## start Dataset records
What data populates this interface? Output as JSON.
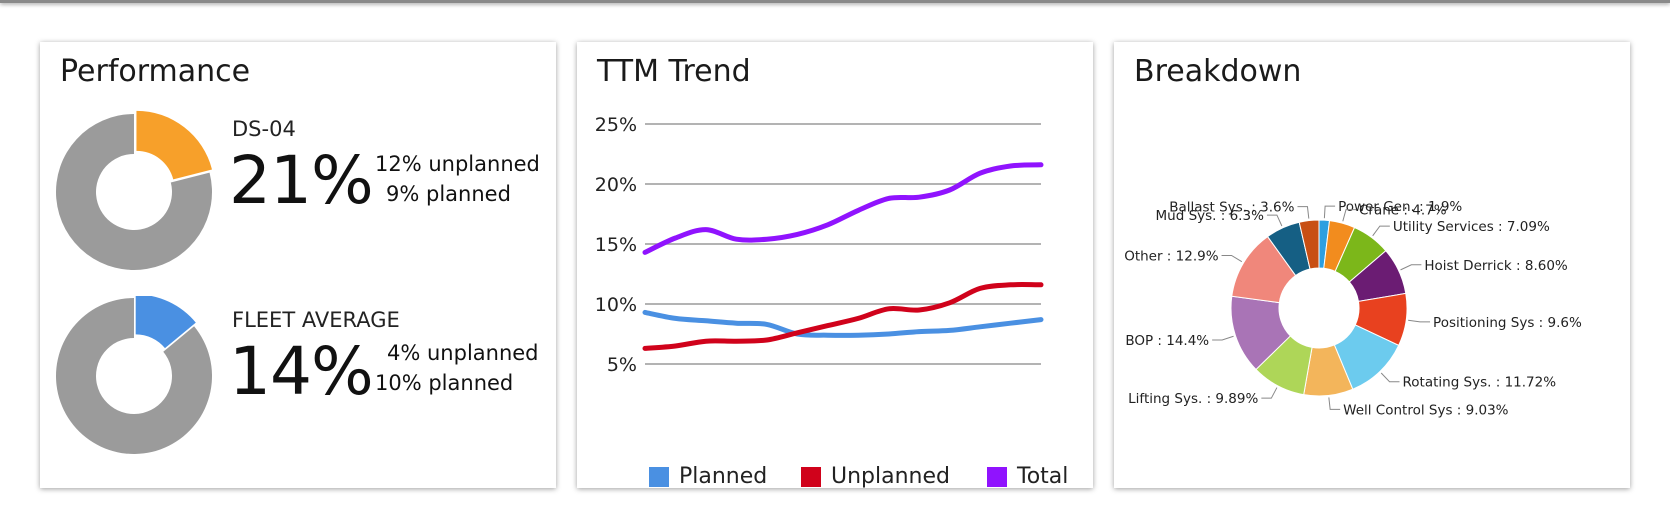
{
  "performance": {
    "title": "Performance",
    "items": [
      {
        "label": "DS-04",
        "value": "21%",
        "percent": 21,
        "unplanned": "12% unplanned",
        "planned": "9% planned",
        "color": "#F7A02A"
      },
      {
        "label": "FLEET AVERAGE",
        "value": "14%",
        "percent": 14,
        "unplanned": "4% unplanned",
        "planned": "10% planned",
        "color": "#4A90E2"
      }
    ],
    "rest_color": "#9B9B9B"
  },
  "trend": {
    "title": "TTM Trend"
  },
  "breakdown": {
    "title": "Breakdown"
  },
  "chart_data": [
    {
      "type": "line",
      "title": "TTM Trend",
      "ylim": [
        5,
        25
      ],
      "yticks": [
        "25%",
        "20%",
        "15%",
        "10%",
        "5%"
      ],
      "grid": true,
      "legend": "bottom",
      "x": [
        0,
        1,
        2,
        3,
        4,
        5,
        6,
        7,
        8,
        9,
        10,
        11,
        12,
        13
      ],
      "series": [
        {
          "name": "Planned",
          "color": "#4A90E2",
          "values": [
            9.3,
            8.8,
            8.6,
            8.4,
            8.3,
            7.5,
            7.4,
            7.4,
            7.5,
            7.7,
            7.8,
            8.1,
            8.4,
            8.7
          ]
        },
        {
          "name": "Unplanned",
          "color": "#D0021B",
          "values": [
            6.3,
            6.5,
            6.9,
            6.9,
            7.0,
            7.6,
            8.2,
            8.8,
            9.6,
            9.5,
            10.1,
            11.3,
            11.6,
            11.6
          ]
        },
        {
          "name": "Total",
          "color": "#9013FE",
          "values": [
            14.3,
            15.5,
            16.2,
            15.4,
            15.4,
            15.8,
            16.6,
            17.8,
            18.8,
            18.9,
            19.5,
            20.9,
            21.5,
            21.6
          ]
        }
      ]
    },
    {
      "type": "pie",
      "title": "Breakdown",
      "slices": [
        {
          "label": "Power Gen. : 1.9%",
          "value": 1.9,
          "color": "#2D9FE0"
        },
        {
          "label": "Crane : 4.7%",
          "value": 4.7,
          "color": "#F28C1E"
        },
        {
          "label": "Utility Services : 7.09%",
          "value": 7.09,
          "color": "#7CB71A"
        },
        {
          "label": "Hoist Derrick : 8.60%",
          "value": 8.6,
          "color": "#6B1C73"
        },
        {
          "label": "Positioning Sys : 9.6%",
          "value": 9.6,
          "color": "#E8411F"
        },
        {
          "label": "Rotating Sys. : 11.72%",
          "value": 11.72,
          "color": "#6CCBEE"
        },
        {
          "label": "Well Control Sys : 9.03%",
          "value": 9.03,
          "color": "#F3B55B"
        },
        {
          "label": "Lifting Sys. : 9.89%",
          "value": 9.89,
          "color": "#AED658"
        },
        {
          "label": "BOP : 14.4%",
          "value": 14.4,
          "color": "#A974B6"
        },
        {
          "label": "Other : 12.9%",
          "value": 12.9,
          "color": "#F0877B"
        },
        {
          "label": "Mud Sys. : 6.3%",
          "value": 6.3,
          "color": "#155F84"
        },
        {
          "label": "Ballast Sys. : 3.6%",
          "value": 3.6,
          "color": "#C84F14"
        }
      ]
    }
  ]
}
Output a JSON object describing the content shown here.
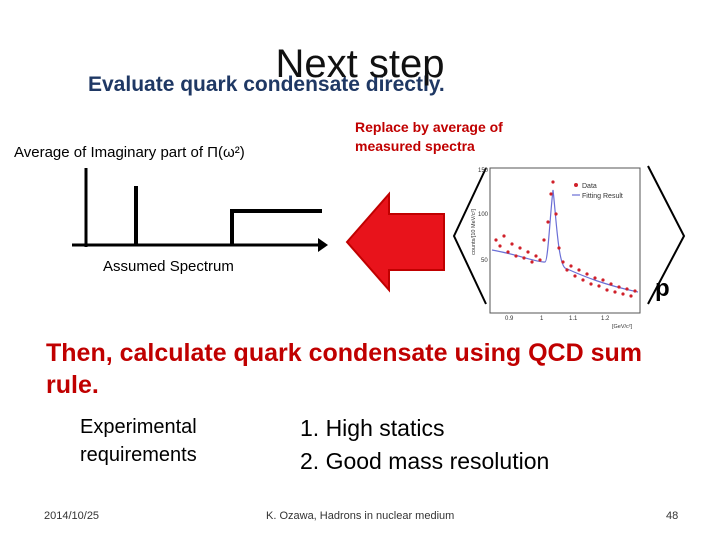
## end Dataset records
> _Stated exercise_: Without the pictures, return all the records precisely as they stand.

> _Expected answer_:
What data populates this interface? Output as JSON.
{
  "performance": {
    "title": "Performance",
    "items": [
      {
        "label": "DS-04",
        "value": "21%",
        "percent": 21,
        "unplanned": "12% unplanned",
        "planned": "9% planned",
        "color": "#F7A02A"
      },
      {
        "label": "FLEET AVERAGE",
        "value": "14%",
        "percent": 14,
        "unplanned": "4% unplanned",
        "planned": "10% planned",
        "color": "#4A90E2"
      }
    ],
    "rest_color": "#9B9B9B"
  },
  "trend": {
    "title": "TTM Trend"
  },
  "breakdown": {
    "title": "Breakdown"
  },
  "chart_data": [
    {
      "type": "line",
      "title": "TTM Trend",
      "ylim": [
        5,
        25
      ],
      "yticks": [
        "25%",
        "20%",
        "15%",
        "10%",
        "5%"
      ],
      "grid": true,
      "legend": "bottom",
      "x": [
        0,
        1,
        2,
        3,
        4,
        5,
        6,
        7,
        8,
        9,
        10,
        11,
        12,
        13
      ],
      "series": [
        {
          "name": "Planned",
          "color": "#4A90E2",
          "values": [
            9.3,
            8.8,
            8.6,
            8.4,
            8.3,
            7.5,
            7.4,
            7.4,
            7.5,
            7.7,
            7.8,
            8.1,
            8.4,
            8.7
          ]
        },
        {
          "name": "Unplanned",
          "color": "#D0021B",
          "values": [
            6.3,
            6.5,
            6.9,
            6.9,
            7.0,
            7.6,
            8.2,
            8.8,
            9.6,
            9.5,
            10.1,
            11.3,
            11.6,
            11.6
          ]
        },
        {
          "name": "Total",
          "color": "#9013FE",
          "values": [
            14.3,
            15.5,
            16.2,
            15.4,
            15.4,
            15.8,
            16.6,
            17.8,
            18.8,
            18.9,
            19.5,
            20.9,
            21.5,
            21.6
          ]
        }
      ]
    },
    {
      "type": "pie",
      "title": "Breakdown",
      "slices": [
        {
          "label": "Power Gen. : 1.9%",
          "value": 1.9,
          "color": "#2D9FE0"
        },
        {
          "label": "Crane : 4.7%",
          "value": 4.7,
          "color": "#F28C1E"
        },
        {
          "label": "Utility Services : 7.09%",
          "value": 7.09,
          "color": "#7CB71A"
        },
        {
          "label": "Hoist Derrick : 8.60%",
          "value": 8.6,
          "color": "#6B1C73"
        },
        {
          "label": "Positioning Sys : 9.6%",
          "value": 9.6,
          "color": "#E8411F"
        },
        {
          "label": "Rotating Sys. : 11.72%",
          "value": 11.72,
          "color": "#6CCBEE"
        },
        {
          "label": "Well Control Sys : 9.03%",
          "value": 9.03,
          "color": "#F3B55B"
        },
        {
          "label": "Lifting Sys. : 9.89%",
          "value": 9.89,
          "color": "#AED658"
        },
        {
          "label": "BOP : 14.4%",
          "value": 14.4,
          "color": "#A974B6"
        },
        {
          "label": "Other : 12.9%",
          "value": 12.9,
          "color": "#F0877B"
        },
        {
          "label": "Mud Sys. : 6.3%",
          "value": 6.3,
          "color": "#155F84"
        },
        {
          "label": "Ballast Sys. : 3.6%",
          "value": 3.6,
          "color": "#C84F14"
        }
      ]
    }
  ]
}
Output a JSON object describing the content shown here.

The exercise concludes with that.